═════ Dataset records

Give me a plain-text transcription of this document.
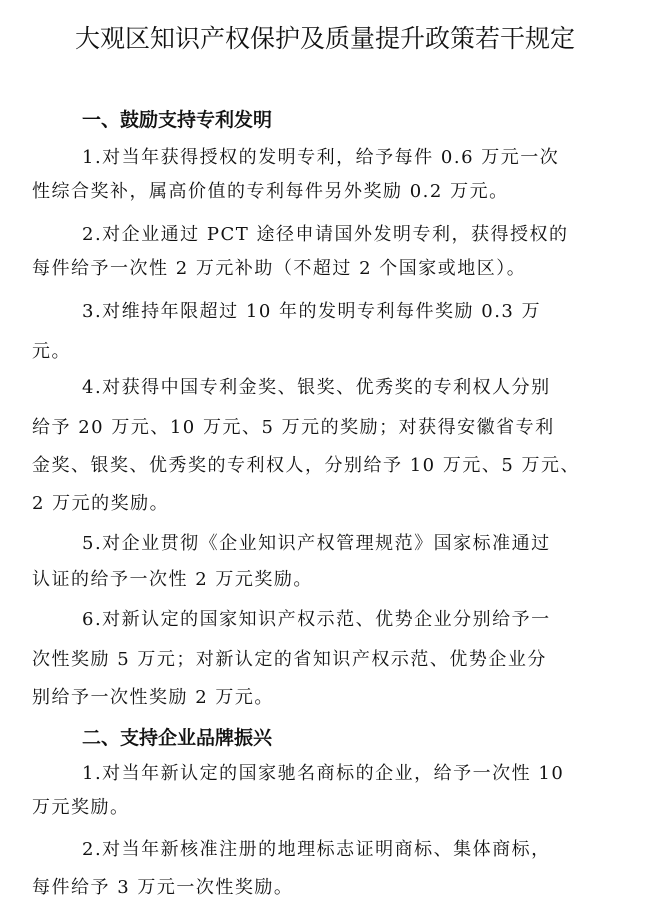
大观区知识产权保护及质量提升政策若干规定
一、鼓励支持专利发明
1.对当年获得授权的发明专利，给予每件 0.6 万元一次
性综合奖补，属高价值的专利每件另外奖励 0.2 万元。
2.对企业通过 PCT 途径申请国外发明专利，获得授权的
每件给予一次性 2 万元补助（不超过 2 个国家或地区）。
3.对维持年限超过 10 年的发明专利每件奖励 0.3 万
元。
4.对获得中国专利金奖、银奖、优秀奖的专利权人分别
给予 20 万元、10 万元、5 万元的奖励；对获得安徽省专利
金奖、银奖、优秀奖的专利权人，分别给予 10 万元、5 万元、
2 万元的奖励。
5.对企业贯彻《企业知识产权管理规范》国家标准通过
认证的给予一次性 2 万元奖励。
6.对新认定的国家知识产权示范、优势企业分别给予一
次性奖励 5 万元；对新认定的省知识产权示范、优势企业分
别给予一次性奖励 2 万元。
二、支持企业品牌振兴
1.对当年新认定的国家驰名商标的企业，给予一次性 10
万元奖励。
2.对当年新核准注册的地理标志证明商标、集体商标，
每件给予 3 万元一次性奖励。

══════════

(Brief) Restate the data above word for word. Do not include the images.

(Result of the task)
Give me a plain-text transcription of this document.
大观区知识产权保护及质量提升政策若干规定
一、鼓励支持专利发明
1.对当年获得授权的发明专利，给予每件 0.6 万元一次
性综合奖补，属高价值的专利每件另外奖励 0.2 万元。
2.对企业通过 PCT 途径申请国外发明专利，获得授权的
每件给予一次性 2 万元补助（不超过 2 个国家或地区）。
3.对维持年限超过 10 年的发明专利每件奖励 0.3 万
元。
4.对获得中国专利金奖、银奖、优秀奖的专利权人分别
给予 20 万元、10 万元、5 万元的奖励；对获得安徽省专利
金奖、银奖、优秀奖的专利权人，分别给予 10 万元、5 万元、
2 万元的奖励。
5.对企业贯彻《企业知识产权管理规范》国家标准通过
认证的给予一次性 2 万元奖励。
6.对新认定的国家知识产权示范、优势企业分别给予一
次性奖励 5 万元；对新认定的省知识产权示范、优势企业分
别给予一次性奖励 2 万元。
二、支持企业品牌振兴
1.对当年新认定的国家驰名商标的企业，给予一次性 10
万元奖励。
2.对当年新核准注册的地理标志证明商标、集体商标，
每件给予 3 万元一次性奖励。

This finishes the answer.